__Short exercise__. Count each line below that has "Canadian" anywhere in it. Answer with the total alone.

__Entries provided__.
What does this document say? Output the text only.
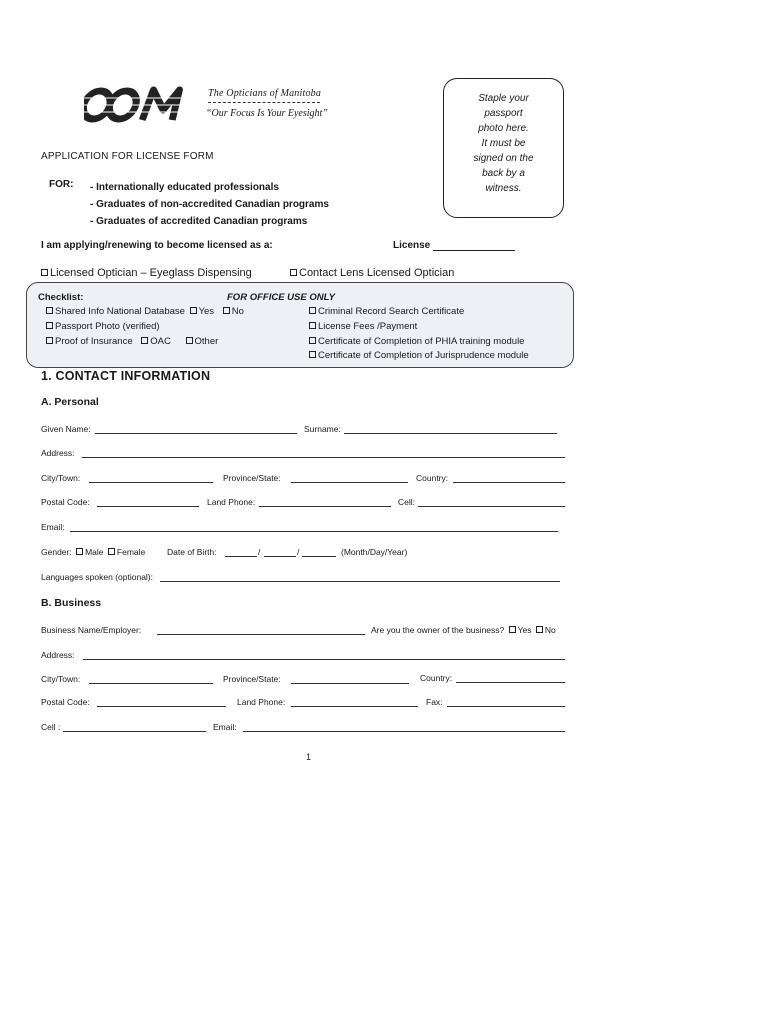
The Opticians of Manitoba
“Our Focus Is Your Eyesight”
Staple your
passport
photo here.
It must be
signed on the
back by a
witness.
APPLICATION FOR LICENSE FORM
FOR: - Internationally educated professionals
- Graduates of non-accredited Canadian programs
- Graduates of accredited Canadian programs
I am applying/renewing to become licensed as a:	License
Licensed Optician – Eyeglass Dispensing	Contact Lens Licensed Optician
Checklist:	FOR OFFICE USE ONLY
Shared Info National Database Yes No
Passport Photo (verified)
Proof of Insurance OAC Other
Criminal Record Search Certificate
License Fees /Payment
Certificate of Completion of PHIA training module
Certificate of Completion of Jurisprudence module
1. CONTACT INFORMATION
A. Personal
Given Name:	Surname:
Address:
City/Town:	Province/State:	Country:
Postal Code:	Land Phone:	Cell:
Email:
Gender: Male Female	Date of Birth:	/	/	(Month/Day/Year)
Languages spoken (optional):
B. Business
Business Name/Employer:	Are you the owner of the business? Yes No
Address:
City/Town:	Province/State:	Country:
Postal Code:	Land Phone:	Fax:
Cell :	Email:
1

__Result__. 2